**WHAT THE TASK ASKS**
Do not carry the pictures over; copy every other part of the entries exactly.

===== MATERIALS PROVIDED

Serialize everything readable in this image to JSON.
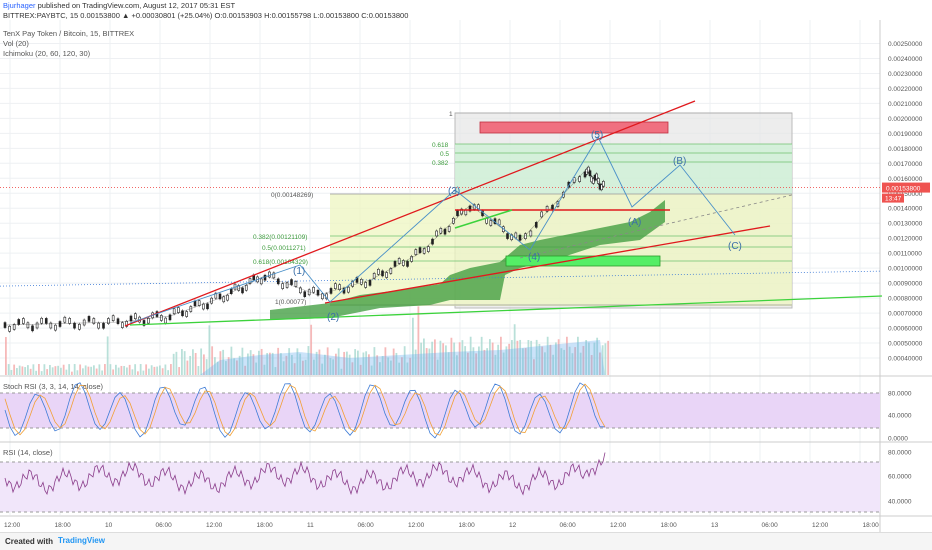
{
  "header": {
    "author": "Bjurhager",
    "published": "published on TradingView.com, August 12, 2017 05:31 EST",
    "ohlc_line": "BITTREX:PAYBTC, 15  0.00153800 ▲ +0.00030801 (+25.04%)  O:0.00153903  H:0.00155798  L:0.00153800  C:0.00153800"
  },
  "legend": {
    "symbol": "TenX Pay Token / Bitcoin, 15, BITTREX",
    "volume": "Vol (20)",
    "ichimoku": "Ichimoku (20, 60, 120, 30)"
  },
  "price_axis": {
    "ticks": [
      "0.00250000",
      "0.00240000",
      "0.00230000",
      "0.00220000",
      "0.00210000",
      "0.00200000",
      "0.00190000",
      "0.00180000",
      "0.00170000",
      "0.00160000",
      "0.00150000",
      "0.00140000",
      "0.00130000",
      "0.00120000",
      "0.00110000",
      "0.00100000",
      "0.00090000",
      "0.00080000",
      "0.00070000",
      "0.00060000",
      "0.00050000",
      "0.00040000"
    ],
    "last_price": "0.00153800",
    "countdown": "13:47"
  },
  "fib_labels": {
    "one": "1",
    "f618_top": "0.618",
    "f5_top": "0.5",
    "f382_top": "0.382",
    "zero": "0(0.00148269)",
    "f382": "0.382(0.00121109)",
    "f5": "0.5(0.0011271)",
    "f618": "0.618(0.00104329)",
    "low": "1(0.00077)"
  },
  "wave_labels": [
    "(1)",
    "(2)",
    "(3)",
    "(4)",
    "(5)",
    "(A)",
    "(B)",
    "(C)"
  ],
  "stoch": {
    "title": "Stoch RSI (3, 3, 14, 14, close)",
    "ticks": [
      "80.0000",
      "40.0000",
      "0.0000"
    ]
  },
  "rsi": {
    "title": "RSI (14, close)",
    "ticks": [
      "80.0000",
      "60.0000",
      "40.0000"
    ]
  },
  "time_axis": [
    "12:00",
    "18:00",
    "10",
    "06:00",
    "12:00",
    "18:00",
    "11",
    "06:00",
    "12:00",
    "18:00",
    "12",
    "06:00",
    "12:00",
    "18:00",
    "13",
    "06:00",
    "12:00",
    "18:00"
  ],
  "footer": {
    "created": "Created with",
    "brand": "TradingView"
  },
  "colors": {
    "up": "#26a69a",
    "down": "#ef5350",
    "trend_red": "#e0191d",
    "trend_green": "#3cd23c",
    "wave_blue": "#4a90c8",
    "cloud": "#3a9a3a",
    "stoch_bg": "#e9d5f7",
    "rsi_bg": "#f1e6fa",
    "rsi_line": "#8a3c8a",
    "stoch_k": "#3f7cd6",
    "stoch_d": "#f2a035"
  },
  "chart_data": {
    "type": "line",
    "title": "TenX Pay Token / Bitcoin, 15, BITTREX",
    "xlabel": "",
    "ylabel": "",
    "x": [
      "Aug 9 12:00",
      "Aug 9 18:00",
      "Aug 10 00:00",
      "Aug 10 06:00",
      "Aug 10 12:00",
      "Aug 10 18:00",
      "Aug 11 00:00",
      "Aug 11 06:00",
      "Aug 11 12:00",
      "Aug 11 18:00",
      "Aug 12 00:00",
      "Aug 12 06:00",
      "Aug 12 09:00"
    ],
    "series": [
      {
        "values": [
          0.00062,
          0.00063,
          0.00064,
          0.00068,
          0.0008,
          0.00095,
          0.00082,
          0.00092,
          0.0011,
          0.00142,
          0.00118,
          0.00165,
          0.00154
        ]
      }
    ],
    "ylim": [
      0.0004,
      0.00255
    ],
    "grid": true
  }
}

==========

**CORRECT RESULT**
Serialize everything readable in this image to JSON.
{
  "header": {
    "author": "Bjurhager",
    "published": "published on TradingView.com, August 12, 2017 05:31 EST",
    "ohlc_line": "BITTREX:PAYBTC, 15  0.00153800 ▲ +0.00030801 (+25.04%)  O:0.00153903  H:0.00155798  L:0.00153800  C:0.00153800"
  },
  "legend": {
    "symbol": "TenX Pay Token / Bitcoin, 15, BITTREX",
    "volume": "Vol (20)",
    "ichimoku": "Ichimoku (20, 60, 120, 30)"
  },
  "price_axis": {
    "ticks": [
      "0.00250000",
      "0.00240000",
      "0.00230000",
      "0.00220000",
      "0.00210000",
      "0.00200000",
      "0.00190000",
      "0.00180000",
      "0.00170000",
      "0.00160000",
      "0.00150000",
      "0.00140000",
      "0.00130000",
      "0.00120000",
      "0.00110000",
      "0.00100000",
      "0.00090000",
      "0.00080000",
      "0.00070000",
      "0.00060000",
      "0.00050000",
      "0.00040000"
    ],
    "last_price": "0.00153800",
    "countdown": "13:47"
  },
  "fib_labels": {
    "one": "1",
    "f618_top": "0.618",
    "f5_top": "0.5",
    "f382_top": "0.382",
    "zero": "0(0.00148269)",
    "f382": "0.382(0.00121109)",
    "f5": "0.5(0.0011271)",
    "f618": "0.618(0.00104329)",
    "low": "1(0.00077)"
  },
  "wave_labels": [
    "(1)",
    "(2)",
    "(3)",
    "(4)",
    "(5)",
    "(A)",
    "(B)",
    "(C)"
  ],
  "stoch": {
    "title": "Stoch RSI (3, 3, 14, 14, close)",
    "ticks": [
      "80.0000",
      "40.0000",
      "0.0000"
    ]
  },
  "rsi": {
    "title": "RSI (14, close)",
    "ticks": [
      "80.0000",
      "60.0000",
      "40.0000"
    ]
  },
  "time_axis": [
    "12:00",
    "18:00",
    "10",
    "06:00",
    "12:00",
    "18:00",
    "11",
    "06:00",
    "12:00",
    "18:00",
    "12",
    "06:00",
    "12:00",
    "18:00",
    "13",
    "06:00",
    "12:00",
    "18:00"
  ],
  "footer": {
    "created": "Created with",
    "brand": "TradingView"
  },
  "colors": {
    "up": "#26a69a",
    "down": "#ef5350",
    "trend_red": "#e0191d",
    "trend_green": "#3cd23c",
    "wave_blue": "#4a90c8",
    "cloud": "#3a9a3a",
    "stoch_bg": "#e9d5f7",
    "rsi_bg": "#f1e6fa",
    "rsi_line": "#8a3c8a",
    "stoch_k": "#3f7cd6",
    "stoch_d": "#f2a035"
  },
  "chart_data": {
    "type": "line",
    "title": "TenX Pay Token / Bitcoin, 15, BITTREX",
    "xlabel": "",
    "ylabel": "",
    "x": [
      "Aug 9 12:00",
      "Aug 9 18:00",
      "Aug 10 00:00",
      "Aug 10 06:00",
      "Aug 10 12:00",
      "Aug 10 18:00",
      "Aug 11 00:00",
      "Aug 11 06:00",
      "Aug 11 12:00",
      "Aug 11 18:00",
      "Aug 12 00:00",
      "Aug 12 06:00",
      "Aug 12 09:00"
    ],
    "series": [
      {
        "values": [
          0.00062,
          0.00063,
          0.00064,
          0.00068,
          0.0008,
          0.00095,
          0.00082,
          0.00092,
          0.0011,
          0.00142,
          0.00118,
          0.00165,
          0.00154
        ]
      }
    ],
    "ylim": [
      0.0004,
      0.00255
    ],
    "grid": true
  }
}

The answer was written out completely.